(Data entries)
+++
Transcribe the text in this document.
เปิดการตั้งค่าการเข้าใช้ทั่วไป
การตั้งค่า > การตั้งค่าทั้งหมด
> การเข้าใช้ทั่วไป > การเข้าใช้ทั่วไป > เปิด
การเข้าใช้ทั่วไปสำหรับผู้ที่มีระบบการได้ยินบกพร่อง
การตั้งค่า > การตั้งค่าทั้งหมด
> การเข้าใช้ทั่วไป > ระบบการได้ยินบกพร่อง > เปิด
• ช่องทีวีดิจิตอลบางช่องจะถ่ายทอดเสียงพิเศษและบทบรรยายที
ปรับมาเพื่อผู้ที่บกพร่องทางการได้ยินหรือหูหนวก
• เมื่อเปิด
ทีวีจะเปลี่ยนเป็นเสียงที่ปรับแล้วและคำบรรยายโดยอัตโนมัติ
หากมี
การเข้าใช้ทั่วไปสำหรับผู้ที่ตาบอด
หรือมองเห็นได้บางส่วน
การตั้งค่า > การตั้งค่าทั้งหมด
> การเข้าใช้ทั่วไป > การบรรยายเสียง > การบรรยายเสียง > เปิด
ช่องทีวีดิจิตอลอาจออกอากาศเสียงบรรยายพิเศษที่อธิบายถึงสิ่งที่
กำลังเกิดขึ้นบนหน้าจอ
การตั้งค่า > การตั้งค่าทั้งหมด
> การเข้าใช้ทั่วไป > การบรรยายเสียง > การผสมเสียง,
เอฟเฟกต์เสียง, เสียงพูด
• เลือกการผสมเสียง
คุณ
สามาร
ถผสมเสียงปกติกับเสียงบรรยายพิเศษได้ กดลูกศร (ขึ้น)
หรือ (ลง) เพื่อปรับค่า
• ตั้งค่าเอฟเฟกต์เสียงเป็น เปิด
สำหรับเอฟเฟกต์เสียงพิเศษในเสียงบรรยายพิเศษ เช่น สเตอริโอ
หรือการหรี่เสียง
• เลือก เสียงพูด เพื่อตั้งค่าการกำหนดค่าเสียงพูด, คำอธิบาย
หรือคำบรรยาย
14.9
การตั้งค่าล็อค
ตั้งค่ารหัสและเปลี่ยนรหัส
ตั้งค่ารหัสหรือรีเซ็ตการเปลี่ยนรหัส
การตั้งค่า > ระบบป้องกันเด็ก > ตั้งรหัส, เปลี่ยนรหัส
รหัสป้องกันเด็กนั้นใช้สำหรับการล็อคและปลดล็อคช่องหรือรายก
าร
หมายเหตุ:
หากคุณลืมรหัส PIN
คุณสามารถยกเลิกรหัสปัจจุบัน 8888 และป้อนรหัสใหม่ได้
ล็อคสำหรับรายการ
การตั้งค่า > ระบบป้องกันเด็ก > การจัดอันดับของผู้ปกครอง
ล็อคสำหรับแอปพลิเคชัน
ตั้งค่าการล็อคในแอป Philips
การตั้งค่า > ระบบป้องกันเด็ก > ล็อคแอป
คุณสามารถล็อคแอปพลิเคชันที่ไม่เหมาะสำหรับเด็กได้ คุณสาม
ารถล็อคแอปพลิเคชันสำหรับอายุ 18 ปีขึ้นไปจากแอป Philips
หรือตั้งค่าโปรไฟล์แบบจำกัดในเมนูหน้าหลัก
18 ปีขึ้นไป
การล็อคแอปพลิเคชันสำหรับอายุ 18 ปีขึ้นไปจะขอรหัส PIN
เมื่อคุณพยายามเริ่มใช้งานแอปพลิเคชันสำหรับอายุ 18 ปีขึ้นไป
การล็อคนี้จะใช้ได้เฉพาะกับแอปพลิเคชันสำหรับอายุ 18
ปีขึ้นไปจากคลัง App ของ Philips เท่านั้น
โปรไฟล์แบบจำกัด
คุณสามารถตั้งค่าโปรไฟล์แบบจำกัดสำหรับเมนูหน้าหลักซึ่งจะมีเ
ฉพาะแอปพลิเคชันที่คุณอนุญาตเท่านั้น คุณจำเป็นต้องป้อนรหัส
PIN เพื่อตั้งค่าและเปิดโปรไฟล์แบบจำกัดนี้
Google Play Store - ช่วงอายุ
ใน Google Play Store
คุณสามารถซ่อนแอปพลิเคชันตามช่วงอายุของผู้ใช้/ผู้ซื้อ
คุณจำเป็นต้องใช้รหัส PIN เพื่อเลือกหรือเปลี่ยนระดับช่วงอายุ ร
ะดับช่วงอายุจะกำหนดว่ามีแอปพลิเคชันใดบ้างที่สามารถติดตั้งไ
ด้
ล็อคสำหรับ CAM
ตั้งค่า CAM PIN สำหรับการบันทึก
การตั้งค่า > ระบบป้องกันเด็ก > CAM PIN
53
+++
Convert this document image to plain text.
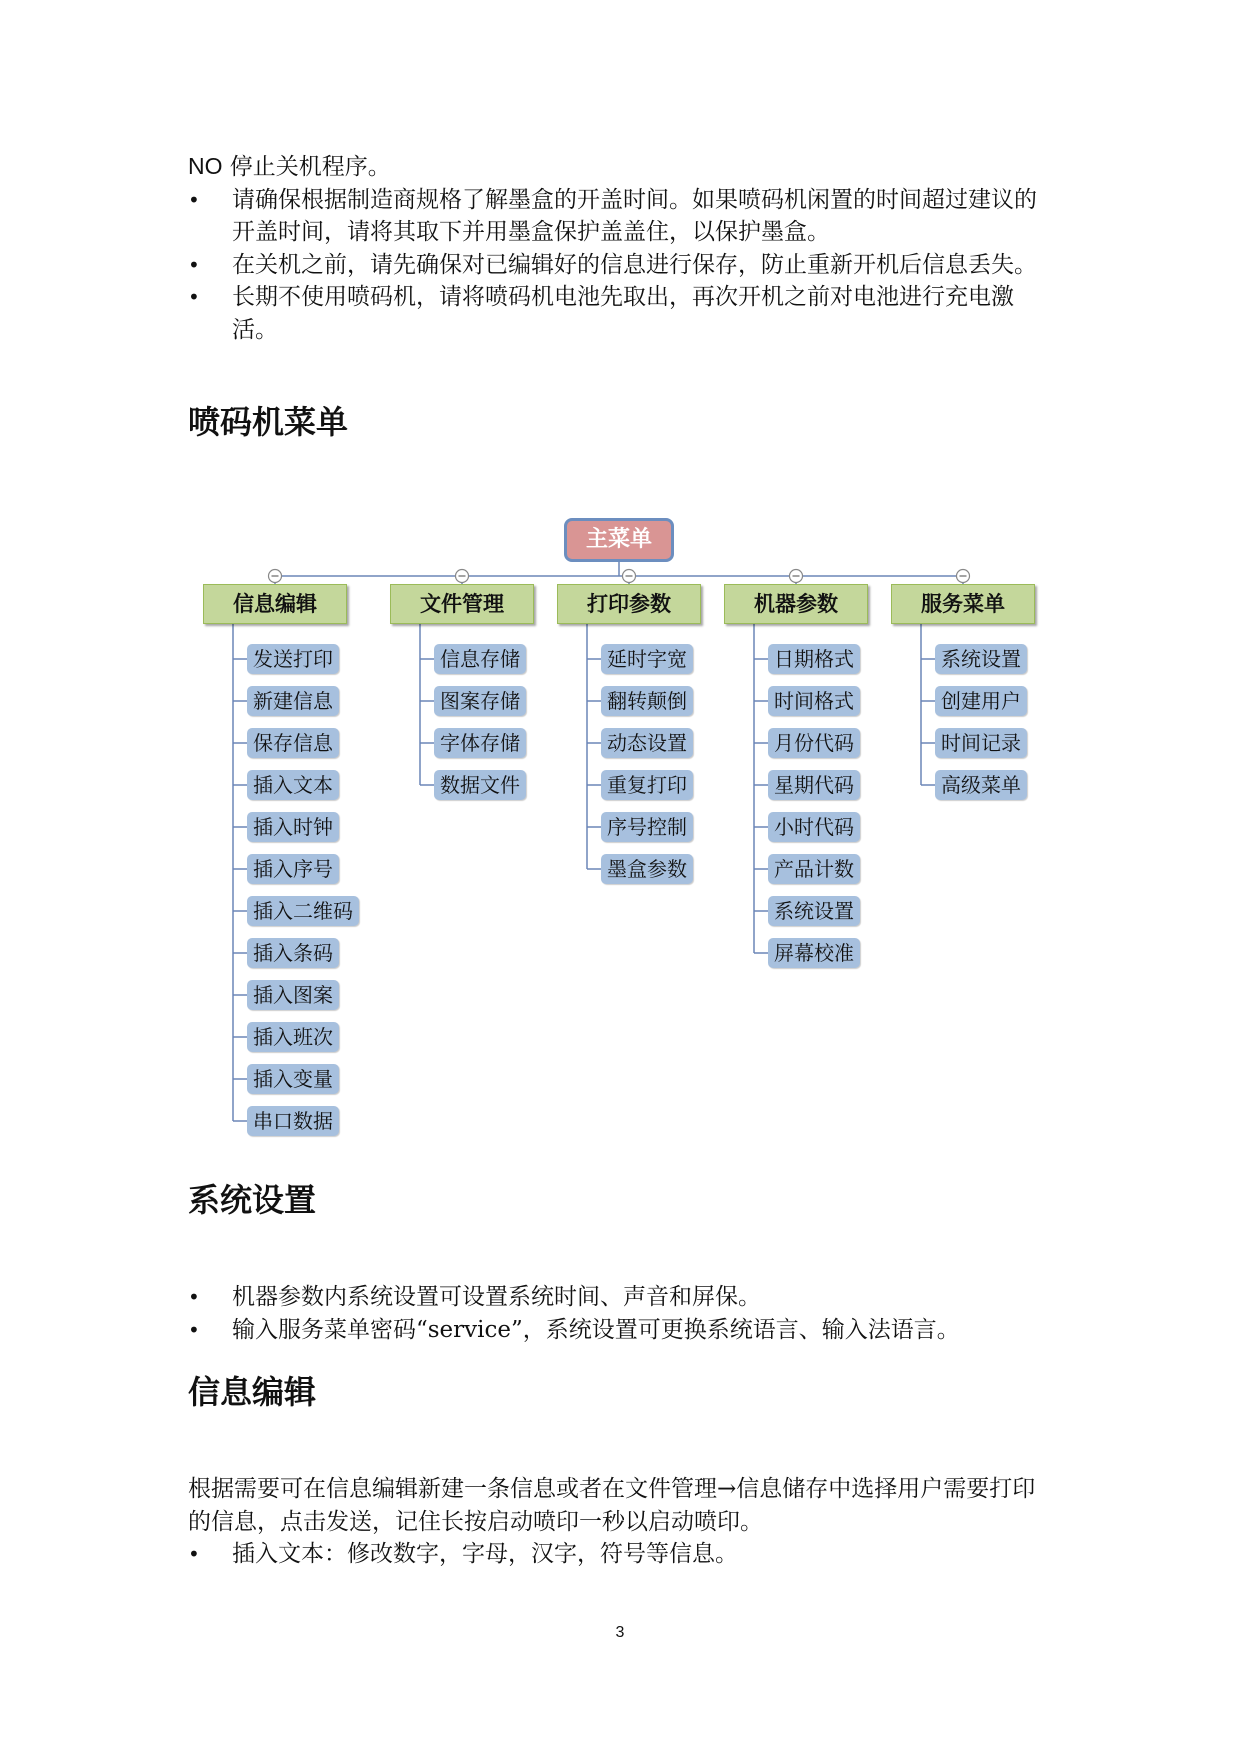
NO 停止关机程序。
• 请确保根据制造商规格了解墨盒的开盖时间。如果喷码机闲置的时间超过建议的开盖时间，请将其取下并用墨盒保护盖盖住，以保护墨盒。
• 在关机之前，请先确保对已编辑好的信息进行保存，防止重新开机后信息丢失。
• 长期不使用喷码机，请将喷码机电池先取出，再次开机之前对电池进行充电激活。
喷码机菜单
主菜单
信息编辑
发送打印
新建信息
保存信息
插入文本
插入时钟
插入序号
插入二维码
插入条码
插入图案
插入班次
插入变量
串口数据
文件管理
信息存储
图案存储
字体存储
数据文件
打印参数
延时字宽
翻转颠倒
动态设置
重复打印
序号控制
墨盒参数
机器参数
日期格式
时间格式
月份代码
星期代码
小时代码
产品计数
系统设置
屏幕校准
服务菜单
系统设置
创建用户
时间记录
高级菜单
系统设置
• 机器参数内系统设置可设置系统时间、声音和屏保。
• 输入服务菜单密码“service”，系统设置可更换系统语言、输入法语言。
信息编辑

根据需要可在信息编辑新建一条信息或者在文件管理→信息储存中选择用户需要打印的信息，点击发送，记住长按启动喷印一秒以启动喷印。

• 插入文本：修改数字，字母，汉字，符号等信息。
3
+++
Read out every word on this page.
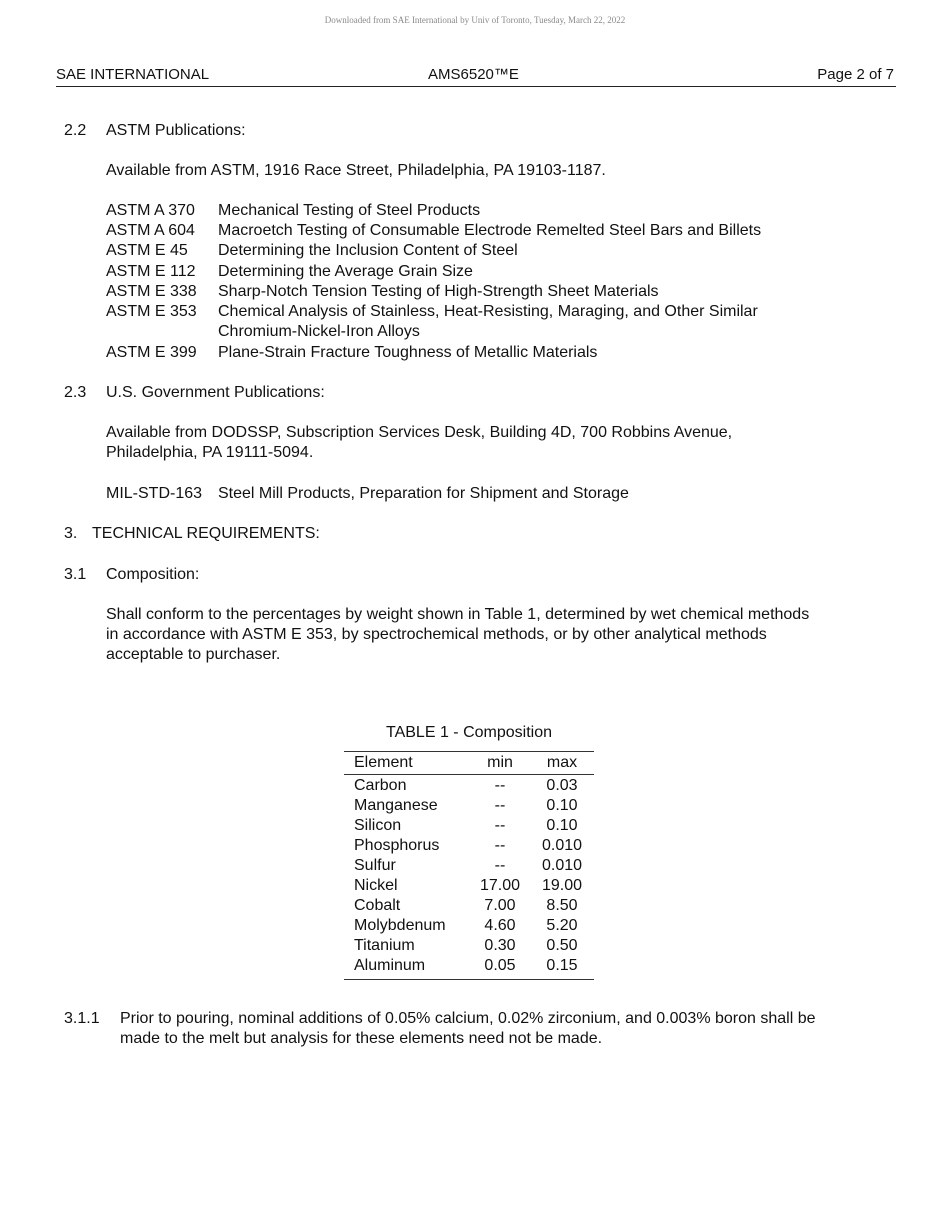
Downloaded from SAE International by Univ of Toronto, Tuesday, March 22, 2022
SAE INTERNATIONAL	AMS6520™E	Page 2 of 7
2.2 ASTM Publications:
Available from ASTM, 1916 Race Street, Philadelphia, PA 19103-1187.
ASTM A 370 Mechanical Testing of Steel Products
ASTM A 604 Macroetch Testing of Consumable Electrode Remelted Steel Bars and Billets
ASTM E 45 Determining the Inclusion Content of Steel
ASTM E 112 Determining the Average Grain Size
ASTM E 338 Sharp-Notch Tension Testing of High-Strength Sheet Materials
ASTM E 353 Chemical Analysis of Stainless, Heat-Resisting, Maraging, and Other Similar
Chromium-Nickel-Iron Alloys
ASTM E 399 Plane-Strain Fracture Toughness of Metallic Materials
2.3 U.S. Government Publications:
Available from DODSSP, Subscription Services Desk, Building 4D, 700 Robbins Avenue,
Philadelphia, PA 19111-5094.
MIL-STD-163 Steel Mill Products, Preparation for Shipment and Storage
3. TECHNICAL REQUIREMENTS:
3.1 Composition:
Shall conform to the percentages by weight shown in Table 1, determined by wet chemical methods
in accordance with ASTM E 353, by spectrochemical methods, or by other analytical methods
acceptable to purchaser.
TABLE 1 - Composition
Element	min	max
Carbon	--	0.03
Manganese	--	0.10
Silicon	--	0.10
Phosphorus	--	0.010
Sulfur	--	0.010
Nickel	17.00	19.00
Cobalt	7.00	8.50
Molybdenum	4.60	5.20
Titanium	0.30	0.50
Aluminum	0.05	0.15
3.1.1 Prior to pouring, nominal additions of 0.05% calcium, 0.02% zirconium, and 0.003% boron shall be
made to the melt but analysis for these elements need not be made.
+++
Copy, from the material above, each line in which the string "วไปสำหร" occurs.

• [TASK SOLUTION]
การเข้าใช้ทั่วไปสำหรับผู้ที่มีระบบการได้ยินบกพร่อง
การเข้าใช้ทั่วไปสำหรับผู้ที่ตาบอด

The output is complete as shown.